TO DO =
In the records below, find each line with the word "Measurements" and copy it.

STORED RECORDS =
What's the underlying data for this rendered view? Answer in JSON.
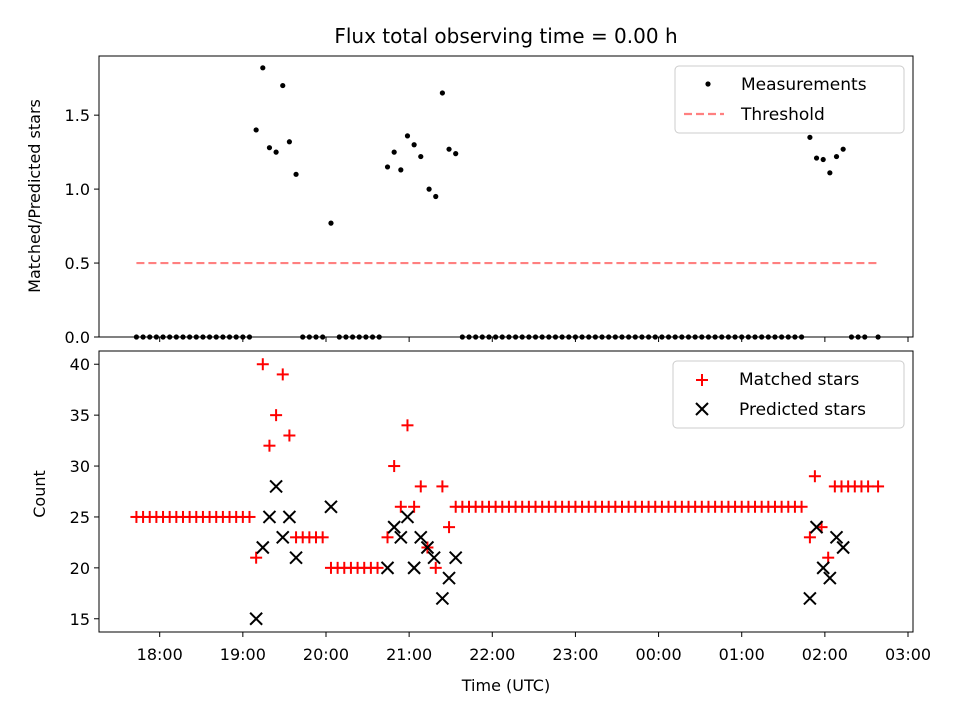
{
  "chart_data": [
    {
      "type": "scatter",
      "title": "Flux total observing time = 0.00 h",
      "xlabel": "",
      "ylabel": "Matched/Predicted stars",
      "xlim": [
        17.27,
        27.06
      ],
      "ylim": [
        0.0,
        1.9
      ],
      "yticks": [
        0.0,
        0.5,
        1.0,
        1.5
      ],
      "ytick_labels": [
        "0.0",
        "0.5",
        "1.0",
        "1.5"
      ],
      "legend": {
        "position": "top-right",
        "entries": [
          {
            "label": "Measurements",
            "marker": "dot",
            "color": "#000000"
          },
          {
            "label": "Threshold",
            "marker": "dashed-line",
            "color": "#ff8080"
          }
        ]
      },
      "threshold": {
        "value": 0.5,
        "x_start": 17.72,
        "x_end": 26.64
      },
      "series": [
        {
          "name": "Measurements",
          "points": [
            [
              17.72,
              0
            ],
            [
              17.8,
              0
            ],
            [
              17.88,
              0
            ],
            [
              17.96,
              0
            ],
            [
              18.04,
              0
            ],
            [
              18.12,
              0
            ],
            [
              18.2,
              0
            ],
            [
              18.28,
              0
            ],
            [
              18.36,
              0
            ],
            [
              18.44,
              0
            ],
            [
              18.52,
              0
            ],
            [
              18.6,
              0
            ],
            [
              18.68,
              0
            ],
            [
              18.76,
              0
            ],
            [
              18.84,
              0
            ],
            [
              18.92,
              0
            ],
            [
              19.0,
              0
            ],
            [
              19.08,
              0
            ],
            [
              19.16,
              1.4
            ],
            [
              19.24,
              1.82
            ],
            [
              19.32,
              1.28
            ],
            [
              19.4,
              1.25
            ],
            [
              19.48,
              1.7
            ],
            [
              19.56,
              1.32
            ],
            [
              19.64,
              1.1
            ],
            [
              19.72,
              0
            ],
            [
              19.8,
              0
            ],
            [
              19.88,
              0
            ],
            [
              19.96,
              0
            ],
            [
              20.06,
              0.77
            ],
            [
              20.16,
              0
            ],
            [
              20.24,
              0
            ],
            [
              20.32,
              0
            ],
            [
              20.4,
              0
            ],
            [
              20.48,
              0
            ],
            [
              20.56,
              0
            ],
            [
              20.64,
              0
            ],
            [
              20.74,
              1.15
            ],
            [
              20.82,
              1.25
            ],
            [
              20.9,
              1.13
            ],
            [
              20.98,
              1.36
            ],
            [
              21.06,
              1.3
            ],
            [
              21.14,
              1.22
            ],
            [
              21.24,
              1.0
            ],
            [
              21.32,
              0.95
            ],
            [
              21.4,
              1.65
            ],
            [
              21.48,
              1.27
            ],
            [
              21.56,
              1.24
            ],
            [
              21.64,
              0
            ],
            [
              21.72,
              0
            ],
            [
              21.8,
              0
            ],
            [
              21.88,
              0
            ],
            [
              21.96,
              0
            ],
            [
              22.04,
              0
            ],
            [
              22.12,
              0
            ],
            [
              22.2,
              0
            ],
            [
              22.28,
              0
            ],
            [
              22.36,
              0
            ],
            [
              22.44,
              0
            ],
            [
              22.52,
              0
            ],
            [
              22.6,
              0
            ],
            [
              22.68,
              0
            ],
            [
              22.76,
              0
            ],
            [
              22.84,
              0
            ],
            [
              22.92,
              0
            ],
            [
              23.0,
              0
            ],
            [
              23.08,
              0
            ],
            [
              23.16,
              0
            ],
            [
              23.24,
              0
            ],
            [
              23.32,
              0
            ],
            [
              23.4,
              0
            ],
            [
              23.48,
              0
            ],
            [
              23.56,
              0
            ],
            [
              23.64,
              0
            ],
            [
              23.72,
              0
            ],
            [
              23.8,
              0
            ],
            [
              23.88,
              0
            ],
            [
              23.96,
              0
            ],
            [
              24.04,
              0
            ],
            [
              24.12,
              0
            ],
            [
              24.2,
              0
            ],
            [
              24.28,
              0
            ],
            [
              24.36,
              0
            ],
            [
              24.44,
              0
            ],
            [
              24.52,
              0
            ],
            [
              24.6,
              0
            ],
            [
              24.68,
              0
            ],
            [
              24.76,
              0
            ],
            [
              24.84,
              0
            ],
            [
              24.92,
              0
            ],
            [
              25.0,
              0
            ],
            [
              25.08,
              0
            ],
            [
              25.16,
              0
            ],
            [
              25.24,
              0
            ],
            [
              25.32,
              0
            ],
            [
              25.4,
              0
            ],
            [
              25.48,
              0
            ],
            [
              25.56,
              0
            ],
            [
              25.64,
              0
            ],
            [
              25.72,
              0
            ],
            [
              25.82,
              1.35
            ],
            [
              25.9,
              1.21
            ],
            [
              25.98,
              1.2
            ],
            [
              26.06,
              1.11
            ],
            [
              26.14,
              1.22
            ],
            [
              26.22,
              1.27
            ],
            [
              26.32,
              0
            ],
            [
              26.4,
              0
            ],
            [
              26.48,
              0
            ],
            [
              26.64,
              0
            ]
          ]
        }
      ]
    },
    {
      "type": "scatter",
      "title": "",
      "xlabel": "Time (UTC)",
      "ylabel": "Count",
      "xlim": [
        17.27,
        27.06
      ],
      "ylim": [
        13.7,
        41.3
      ],
      "yticks": [
        15,
        20,
        25,
        30,
        35,
        40
      ],
      "ytick_labels": [
        "15",
        "20",
        "25",
        "30",
        "35",
        "40"
      ],
      "xticks": [
        18,
        19,
        20,
        21,
        22,
        23,
        24,
        25,
        26,
        27
      ],
      "xtick_labels": [
        "18:00",
        "19:00",
        "20:00",
        "21:00",
        "22:00",
        "23:00",
        "00:00",
        "01:00",
        "02:00",
        "03:00"
      ],
      "legend": {
        "position": "top-right",
        "entries": [
          {
            "label": "Matched stars",
            "marker": "plus",
            "color": "#ff0000"
          },
          {
            "label": "Predicted stars",
            "marker": "x",
            "color": "#000000"
          }
        ]
      },
      "series": [
        {
          "name": "Matched stars",
          "marker": "plus",
          "color": "#ff0000",
          "points": [
            [
              17.72,
              25
            ],
            [
              17.8,
              25
            ],
            [
              17.88,
              25
            ],
            [
              17.96,
              25
            ],
            [
              18.04,
              25
            ],
            [
              18.12,
              25
            ],
            [
              18.2,
              25
            ],
            [
              18.28,
              25
            ],
            [
              18.36,
              25
            ],
            [
              18.44,
              25
            ],
            [
              18.52,
              25
            ],
            [
              18.6,
              25
            ],
            [
              18.68,
              25
            ],
            [
              18.76,
              25
            ],
            [
              18.84,
              25
            ],
            [
              18.92,
              25
            ],
            [
              19.0,
              25
            ],
            [
              19.08,
              25
            ],
            [
              19.16,
              21
            ],
            [
              19.24,
              40
            ],
            [
              19.32,
              32
            ],
            [
              19.4,
              35
            ],
            [
              19.48,
              39
            ],
            [
              19.56,
              33
            ],
            [
              19.64,
              23
            ],
            [
              19.72,
              23
            ],
            [
              19.8,
              23
            ],
            [
              19.88,
              23
            ],
            [
              19.96,
              23
            ],
            [
              20.06,
              20
            ],
            [
              20.14,
              20
            ],
            [
              20.22,
              20
            ],
            [
              20.3,
              20
            ],
            [
              20.38,
              20
            ],
            [
              20.46,
              20
            ],
            [
              20.54,
              20
            ],
            [
              20.62,
              20
            ],
            [
              20.74,
              23
            ],
            [
              20.82,
              30
            ],
            [
              20.9,
              26
            ],
            [
              20.98,
              34
            ],
            [
              21.06,
              26
            ],
            [
              21.14,
              28
            ],
            [
              21.22,
              22
            ],
            [
              21.32,
              20
            ],
            [
              21.4,
              28
            ],
            [
              21.48,
              24
            ],
            [
              21.56,
              26
            ],
            [
              21.64,
              26
            ],
            [
              21.72,
              26
            ],
            [
              21.8,
              26
            ],
            [
              21.88,
              26
            ],
            [
              21.96,
              26
            ],
            [
              22.04,
              26
            ],
            [
              22.12,
              26
            ],
            [
              22.2,
              26
            ],
            [
              22.28,
              26
            ],
            [
              22.36,
              26
            ],
            [
              22.44,
              26
            ],
            [
              22.52,
              26
            ],
            [
              22.6,
              26
            ],
            [
              22.68,
              26
            ],
            [
              22.76,
              26
            ],
            [
              22.84,
              26
            ],
            [
              22.92,
              26
            ],
            [
              23.0,
              26
            ],
            [
              23.08,
              26
            ],
            [
              23.16,
              26
            ],
            [
              23.24,
              26
            ],
            [
              23.32,
              26
            ],
            [
              23.4,
              26
            ],
            [
              23.48,
              26
            ],
            [
              23.56,
              26
            ],
            [
              23.64,
              26
            ],
            [
              23.72,
              26
            ],
            [
              23.8,
              26
            ],
            [
              23.88,
              26
            ],
            [
              23.96,
              26
            ],
            [
              24.04,
              26
            ],
            [
              24.12,
              26
            ],
            [
              24.2,
              26
            ],
            [
              24.28,
              26
            ],
            [
              24.36,
              26
            ],
            [
              24.44,
              26
            ],
            [
              24.52,
              26
            ],
            [
              24.6,
              26
            ],
            [
              24.68,
              26
            ],
            [
              24.76,
              26
            ],
            [
              24.84,
              26
            ],
            [
              24.92,
              26
            ],
            [
              25.0,
              26
            ],
            [
              25.08,
              26
            ],
            [
              25.16,
              26
            ],
            [
              25.24,
              26
            ],
            [
              25.32,
              26
            ],
            [
              25.4,
              26
            ],
            [
              25.48,
              26
            ],
            [
              25.56,
              26
            ],
            [
              25.64,
              26
            ],
            [
              25.72,
              26
            ],
            [
              25.82,
              23
            ],
            [
              25.88,
              29
            ],
            [
              25.96,
              24
            ],
            [
              26.04,
              21
            ],
            [
              26.12,
              28
            ],
            [
              26.2,
              28
            ],
            [
              26.28,
              28
            ],
            [
              26.36,
              28
            ],
            [
              26.44,
              28
            ],
            [
              26.52,
              28
            ],
            [
              26.64,
              28
            ]
          ]
        },
        {
          "name": "Predicted stars",
          "marker": "x",
          "color": "#000000",
          "points": [
            [
              19.16,
              15
            ],
            [
              19.24,
              22
            ],
            [
              19.32,
              25
            ],
            [
              19.4,
              28
            ],
            [
              19.48,
              23
            ],
            [
              19.56,
              25
            ],
            [
              19.64,
              21
            ],
            [
              20.06,
              26
            ],
            [
              20.74,
              20
            ],
            [
              20.82,
              24
            ],
            [
              20.9,
              23
            ],
            [
              20.98,
              25
            ],
            [
              21.06,
              20
            ],
            [
              21.14,
              23
            ],
            [
              21.22,
              22
            ],
            [
              21.3,
              21
            ],
            [
              21.4,
              17
            ],
            [
              21.48,
              19
            ],
            [
              21.56,
              21
            ],
            [
              25.82,
              17
            ],
            [
              25.9,
              24
            ],
            [
              25.98,
              20
            ],
            [
              26.06,
              19
            ],
            [
              26.14,
              23
            ],
            [
              26.22,
              22
            ]
          ]
        }
      ]
    }
  ]
}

ANSWER FOR THE TASK =
            "label": "Measurements",
          "name": "Measurements",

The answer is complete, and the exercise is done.